• _GOAL_
Search the listing below for "Date". Copy each matching line.

• _WORKING DATA_
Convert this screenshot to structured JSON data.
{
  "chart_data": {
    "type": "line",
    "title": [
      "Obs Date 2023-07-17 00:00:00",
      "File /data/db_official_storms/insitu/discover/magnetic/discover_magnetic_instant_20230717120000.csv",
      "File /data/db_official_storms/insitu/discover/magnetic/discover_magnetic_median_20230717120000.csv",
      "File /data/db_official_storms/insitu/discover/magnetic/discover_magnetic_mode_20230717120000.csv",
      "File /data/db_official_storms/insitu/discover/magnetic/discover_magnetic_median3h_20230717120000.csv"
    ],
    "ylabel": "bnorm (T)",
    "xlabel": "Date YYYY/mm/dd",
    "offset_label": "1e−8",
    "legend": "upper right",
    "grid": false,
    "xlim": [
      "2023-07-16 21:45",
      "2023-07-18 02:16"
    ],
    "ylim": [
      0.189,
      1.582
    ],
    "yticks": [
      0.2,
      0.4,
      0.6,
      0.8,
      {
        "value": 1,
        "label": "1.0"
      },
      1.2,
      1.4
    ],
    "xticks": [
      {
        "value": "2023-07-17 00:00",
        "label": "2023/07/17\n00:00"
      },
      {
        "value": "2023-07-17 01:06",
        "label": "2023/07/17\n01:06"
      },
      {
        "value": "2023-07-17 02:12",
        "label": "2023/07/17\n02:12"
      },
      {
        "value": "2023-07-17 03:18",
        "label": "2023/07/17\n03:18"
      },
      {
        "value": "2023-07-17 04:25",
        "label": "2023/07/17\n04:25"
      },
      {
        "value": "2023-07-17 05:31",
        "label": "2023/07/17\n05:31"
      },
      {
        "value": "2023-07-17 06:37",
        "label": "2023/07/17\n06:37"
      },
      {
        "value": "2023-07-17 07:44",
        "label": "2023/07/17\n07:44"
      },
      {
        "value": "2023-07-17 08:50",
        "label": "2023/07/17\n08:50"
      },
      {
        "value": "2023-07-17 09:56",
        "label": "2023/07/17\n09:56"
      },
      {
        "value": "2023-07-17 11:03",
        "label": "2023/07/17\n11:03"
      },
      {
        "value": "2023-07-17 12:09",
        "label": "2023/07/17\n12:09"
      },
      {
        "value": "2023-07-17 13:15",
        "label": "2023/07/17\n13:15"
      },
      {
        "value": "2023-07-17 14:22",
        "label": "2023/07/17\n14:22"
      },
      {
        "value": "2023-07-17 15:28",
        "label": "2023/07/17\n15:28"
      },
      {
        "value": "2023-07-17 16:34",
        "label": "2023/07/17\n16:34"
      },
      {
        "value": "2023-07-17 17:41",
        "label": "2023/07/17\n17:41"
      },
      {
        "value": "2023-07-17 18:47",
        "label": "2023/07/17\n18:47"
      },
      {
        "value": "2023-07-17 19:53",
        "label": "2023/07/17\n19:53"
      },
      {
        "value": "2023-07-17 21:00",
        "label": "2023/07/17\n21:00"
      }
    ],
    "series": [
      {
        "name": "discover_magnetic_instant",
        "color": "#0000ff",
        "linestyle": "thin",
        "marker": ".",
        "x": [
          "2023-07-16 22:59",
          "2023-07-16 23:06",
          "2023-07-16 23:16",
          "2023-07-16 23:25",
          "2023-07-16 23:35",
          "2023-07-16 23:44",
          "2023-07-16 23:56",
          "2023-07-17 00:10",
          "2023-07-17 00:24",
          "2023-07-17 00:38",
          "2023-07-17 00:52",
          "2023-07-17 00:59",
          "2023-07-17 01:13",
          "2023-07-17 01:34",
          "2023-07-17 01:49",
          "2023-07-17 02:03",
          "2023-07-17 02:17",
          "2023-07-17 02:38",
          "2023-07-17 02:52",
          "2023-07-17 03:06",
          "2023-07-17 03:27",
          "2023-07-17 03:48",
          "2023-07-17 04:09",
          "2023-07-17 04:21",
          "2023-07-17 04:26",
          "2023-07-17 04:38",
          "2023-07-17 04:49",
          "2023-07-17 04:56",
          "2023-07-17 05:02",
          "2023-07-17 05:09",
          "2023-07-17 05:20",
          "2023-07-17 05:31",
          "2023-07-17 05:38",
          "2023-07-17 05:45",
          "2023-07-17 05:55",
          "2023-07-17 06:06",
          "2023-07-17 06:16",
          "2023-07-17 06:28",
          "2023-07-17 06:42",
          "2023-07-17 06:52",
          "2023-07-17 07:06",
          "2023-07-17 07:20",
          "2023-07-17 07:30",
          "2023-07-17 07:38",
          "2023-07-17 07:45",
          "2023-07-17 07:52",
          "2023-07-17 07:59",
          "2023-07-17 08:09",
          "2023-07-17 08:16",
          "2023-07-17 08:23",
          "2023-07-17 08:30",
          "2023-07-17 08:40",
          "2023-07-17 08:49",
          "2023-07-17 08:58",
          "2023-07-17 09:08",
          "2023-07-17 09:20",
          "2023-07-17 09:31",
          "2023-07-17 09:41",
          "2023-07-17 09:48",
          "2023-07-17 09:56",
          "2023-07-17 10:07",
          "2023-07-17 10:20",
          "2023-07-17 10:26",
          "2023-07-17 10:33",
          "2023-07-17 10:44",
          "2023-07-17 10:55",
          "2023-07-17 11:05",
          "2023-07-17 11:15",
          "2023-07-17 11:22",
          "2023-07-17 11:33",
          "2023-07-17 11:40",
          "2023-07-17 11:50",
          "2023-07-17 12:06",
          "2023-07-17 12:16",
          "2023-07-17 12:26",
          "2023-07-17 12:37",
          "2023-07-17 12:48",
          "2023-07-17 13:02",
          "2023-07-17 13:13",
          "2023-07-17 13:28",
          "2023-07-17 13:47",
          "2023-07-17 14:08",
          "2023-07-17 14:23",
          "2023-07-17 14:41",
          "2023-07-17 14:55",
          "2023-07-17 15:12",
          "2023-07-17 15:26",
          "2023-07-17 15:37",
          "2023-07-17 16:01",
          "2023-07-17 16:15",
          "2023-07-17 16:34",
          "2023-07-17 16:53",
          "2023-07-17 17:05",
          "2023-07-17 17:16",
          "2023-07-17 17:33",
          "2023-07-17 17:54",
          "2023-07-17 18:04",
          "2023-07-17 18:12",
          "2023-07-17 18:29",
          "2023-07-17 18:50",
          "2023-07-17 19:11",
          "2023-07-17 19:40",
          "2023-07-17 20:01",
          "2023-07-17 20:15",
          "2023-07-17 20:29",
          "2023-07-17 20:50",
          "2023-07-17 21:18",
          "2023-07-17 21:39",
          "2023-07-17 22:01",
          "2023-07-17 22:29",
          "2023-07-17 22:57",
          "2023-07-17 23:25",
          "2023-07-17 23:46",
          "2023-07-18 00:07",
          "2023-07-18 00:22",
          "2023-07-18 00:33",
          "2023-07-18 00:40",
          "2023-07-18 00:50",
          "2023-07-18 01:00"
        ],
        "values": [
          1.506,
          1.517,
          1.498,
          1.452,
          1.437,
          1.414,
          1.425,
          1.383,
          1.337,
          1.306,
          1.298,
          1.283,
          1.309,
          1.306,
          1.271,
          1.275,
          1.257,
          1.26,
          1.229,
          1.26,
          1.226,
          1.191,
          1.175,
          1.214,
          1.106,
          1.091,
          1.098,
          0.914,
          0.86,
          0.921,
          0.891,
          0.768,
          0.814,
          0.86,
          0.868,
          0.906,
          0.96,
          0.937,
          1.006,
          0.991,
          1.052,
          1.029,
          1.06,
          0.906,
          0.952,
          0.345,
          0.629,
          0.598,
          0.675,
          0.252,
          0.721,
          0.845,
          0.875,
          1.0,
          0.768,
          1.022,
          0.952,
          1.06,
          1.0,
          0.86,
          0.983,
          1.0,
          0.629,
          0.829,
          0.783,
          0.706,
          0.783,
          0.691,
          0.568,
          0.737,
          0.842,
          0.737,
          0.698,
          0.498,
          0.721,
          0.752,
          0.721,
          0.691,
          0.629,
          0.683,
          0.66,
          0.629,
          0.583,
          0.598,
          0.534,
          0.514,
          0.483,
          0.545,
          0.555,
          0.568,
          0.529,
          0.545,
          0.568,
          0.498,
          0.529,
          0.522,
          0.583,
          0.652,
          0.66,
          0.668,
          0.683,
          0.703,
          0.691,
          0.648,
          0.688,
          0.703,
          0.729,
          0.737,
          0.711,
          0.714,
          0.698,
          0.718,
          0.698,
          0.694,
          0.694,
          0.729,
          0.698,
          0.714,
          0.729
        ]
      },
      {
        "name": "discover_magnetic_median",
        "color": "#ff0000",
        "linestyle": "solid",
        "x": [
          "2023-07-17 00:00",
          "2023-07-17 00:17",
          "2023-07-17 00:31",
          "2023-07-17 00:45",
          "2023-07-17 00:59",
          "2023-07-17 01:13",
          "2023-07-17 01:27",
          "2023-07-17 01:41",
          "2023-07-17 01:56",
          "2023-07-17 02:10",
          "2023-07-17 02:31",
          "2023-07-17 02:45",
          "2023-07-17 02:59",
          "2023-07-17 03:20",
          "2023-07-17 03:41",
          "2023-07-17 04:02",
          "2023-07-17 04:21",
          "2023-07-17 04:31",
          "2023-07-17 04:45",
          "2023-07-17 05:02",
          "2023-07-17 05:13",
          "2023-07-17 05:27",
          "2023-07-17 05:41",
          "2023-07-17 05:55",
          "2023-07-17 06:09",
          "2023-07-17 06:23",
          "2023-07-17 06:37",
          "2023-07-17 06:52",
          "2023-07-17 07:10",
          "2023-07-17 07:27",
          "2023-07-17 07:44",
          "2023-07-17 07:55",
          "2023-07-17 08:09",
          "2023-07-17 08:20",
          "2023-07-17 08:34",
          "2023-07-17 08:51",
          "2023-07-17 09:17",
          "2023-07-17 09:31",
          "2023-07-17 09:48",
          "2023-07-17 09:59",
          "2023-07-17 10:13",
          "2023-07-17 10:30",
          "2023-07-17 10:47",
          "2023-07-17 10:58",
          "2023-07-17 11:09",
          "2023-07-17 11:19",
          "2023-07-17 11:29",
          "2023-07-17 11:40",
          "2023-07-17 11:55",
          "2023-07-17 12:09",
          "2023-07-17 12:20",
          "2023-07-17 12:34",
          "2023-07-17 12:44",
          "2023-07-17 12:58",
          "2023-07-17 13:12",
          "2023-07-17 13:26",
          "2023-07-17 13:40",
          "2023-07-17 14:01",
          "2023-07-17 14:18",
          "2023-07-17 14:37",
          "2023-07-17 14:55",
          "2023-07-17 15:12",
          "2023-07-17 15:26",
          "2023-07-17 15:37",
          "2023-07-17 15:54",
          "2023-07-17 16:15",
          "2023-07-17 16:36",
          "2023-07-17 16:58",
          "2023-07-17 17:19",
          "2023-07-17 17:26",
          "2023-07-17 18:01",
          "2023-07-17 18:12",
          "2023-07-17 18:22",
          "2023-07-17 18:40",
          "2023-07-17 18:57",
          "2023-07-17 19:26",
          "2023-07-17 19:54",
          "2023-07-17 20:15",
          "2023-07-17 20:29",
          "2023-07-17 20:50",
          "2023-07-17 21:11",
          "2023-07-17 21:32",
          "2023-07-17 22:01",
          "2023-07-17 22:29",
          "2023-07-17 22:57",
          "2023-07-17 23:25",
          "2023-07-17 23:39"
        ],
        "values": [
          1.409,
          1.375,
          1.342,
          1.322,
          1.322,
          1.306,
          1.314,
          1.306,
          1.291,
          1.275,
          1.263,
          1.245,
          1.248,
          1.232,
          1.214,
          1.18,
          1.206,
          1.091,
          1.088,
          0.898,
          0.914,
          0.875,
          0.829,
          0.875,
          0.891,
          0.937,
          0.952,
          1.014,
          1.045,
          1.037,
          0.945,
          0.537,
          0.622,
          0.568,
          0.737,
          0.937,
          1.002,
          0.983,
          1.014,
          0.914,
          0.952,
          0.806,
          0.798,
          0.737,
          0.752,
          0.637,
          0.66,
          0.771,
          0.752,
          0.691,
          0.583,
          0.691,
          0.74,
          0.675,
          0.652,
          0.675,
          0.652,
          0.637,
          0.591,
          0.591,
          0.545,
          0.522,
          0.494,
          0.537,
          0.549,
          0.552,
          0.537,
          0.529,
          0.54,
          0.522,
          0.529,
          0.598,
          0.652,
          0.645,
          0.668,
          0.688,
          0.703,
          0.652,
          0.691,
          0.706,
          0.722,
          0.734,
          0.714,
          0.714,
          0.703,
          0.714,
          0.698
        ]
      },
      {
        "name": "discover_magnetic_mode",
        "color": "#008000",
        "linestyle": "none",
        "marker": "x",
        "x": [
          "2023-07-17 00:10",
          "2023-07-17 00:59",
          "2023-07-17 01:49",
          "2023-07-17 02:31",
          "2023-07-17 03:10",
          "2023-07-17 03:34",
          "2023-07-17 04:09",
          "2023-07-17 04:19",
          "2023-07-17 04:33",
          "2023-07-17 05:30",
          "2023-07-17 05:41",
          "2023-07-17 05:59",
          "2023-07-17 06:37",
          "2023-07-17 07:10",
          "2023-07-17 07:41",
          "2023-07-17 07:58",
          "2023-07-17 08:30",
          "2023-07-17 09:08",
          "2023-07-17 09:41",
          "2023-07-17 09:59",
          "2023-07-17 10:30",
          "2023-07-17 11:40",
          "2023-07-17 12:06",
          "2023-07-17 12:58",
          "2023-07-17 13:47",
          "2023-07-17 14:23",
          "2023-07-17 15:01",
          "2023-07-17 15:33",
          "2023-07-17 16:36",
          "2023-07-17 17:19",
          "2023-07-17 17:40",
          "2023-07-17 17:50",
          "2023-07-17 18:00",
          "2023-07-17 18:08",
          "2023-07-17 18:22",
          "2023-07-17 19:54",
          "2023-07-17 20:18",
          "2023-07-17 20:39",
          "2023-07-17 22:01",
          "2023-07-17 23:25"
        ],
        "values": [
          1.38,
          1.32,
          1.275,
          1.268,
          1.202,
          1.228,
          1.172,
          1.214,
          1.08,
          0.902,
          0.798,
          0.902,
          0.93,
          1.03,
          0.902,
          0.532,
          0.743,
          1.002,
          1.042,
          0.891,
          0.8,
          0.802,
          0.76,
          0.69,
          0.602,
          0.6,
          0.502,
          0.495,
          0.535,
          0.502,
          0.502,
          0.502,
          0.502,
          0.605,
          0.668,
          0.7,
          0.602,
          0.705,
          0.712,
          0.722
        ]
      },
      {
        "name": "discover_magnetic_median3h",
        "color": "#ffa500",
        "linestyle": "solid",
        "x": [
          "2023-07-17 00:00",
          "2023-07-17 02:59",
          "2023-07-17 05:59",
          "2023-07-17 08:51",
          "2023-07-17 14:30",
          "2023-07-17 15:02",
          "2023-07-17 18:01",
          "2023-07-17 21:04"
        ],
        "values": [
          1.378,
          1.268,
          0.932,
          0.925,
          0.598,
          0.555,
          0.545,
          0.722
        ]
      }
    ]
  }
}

• _ANSWER TO THE EXERCISE_
      "Obs Date 2023-07-17 00:00:00",
    "xlabel": "Date YYYY/mm/dd",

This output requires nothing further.